◆ DIRECTION ◆
Give the listing again exactly, omitting its images.

Entries from a dataset
◇ ◇ ◇ ◇ ◇

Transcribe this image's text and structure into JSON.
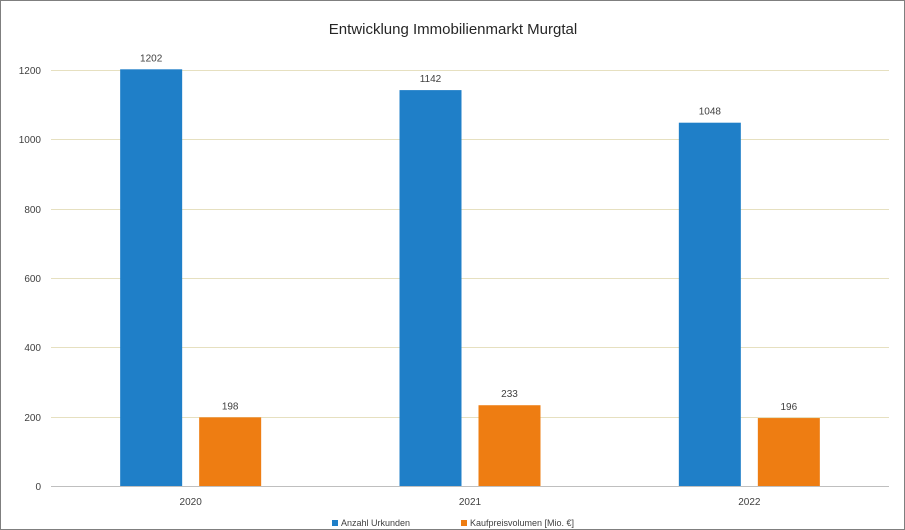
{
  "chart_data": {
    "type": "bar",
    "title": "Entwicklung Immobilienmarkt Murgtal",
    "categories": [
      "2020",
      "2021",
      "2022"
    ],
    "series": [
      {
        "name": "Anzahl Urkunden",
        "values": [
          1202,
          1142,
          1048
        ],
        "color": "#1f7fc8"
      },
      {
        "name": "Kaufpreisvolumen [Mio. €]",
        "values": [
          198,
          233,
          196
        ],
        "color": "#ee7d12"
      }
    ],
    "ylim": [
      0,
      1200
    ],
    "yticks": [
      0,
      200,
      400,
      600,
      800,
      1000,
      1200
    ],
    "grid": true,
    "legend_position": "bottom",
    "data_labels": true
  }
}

◇ ◇ ◇ ◇ ◇

◆ TASK OUTPUT ◆
Transcribe this image's text and structure into JSON.
{
  "chart_data": {
    "type": "bar",
    "title": "Entwicklung Immobilienmarkt Murgtal",
    "categories": [
      "2020",
      "2021",
      "2022"
    ],
    "series": [
      {
        "name": "Anzahl Urkunden",
        "values": [
          1202,
          1142,
          1048
        ],
        "color": "#1f7fc8"
      },
      {
        "name": "Kaufpreisvolumen [Mio. €]",
        "values": [
          198,
          233,
          196
        ],
        "color": "#ee7d12"
      }
    ],
    "ylim": [
      0,
      1200
    ],
    "yticks": [
      0,
      200,
      400,
      600,
      800,
      1000,
      1200
    ],
    "grid": true,
    "legend_position": "bottom",
    "data_labels": true
  }
}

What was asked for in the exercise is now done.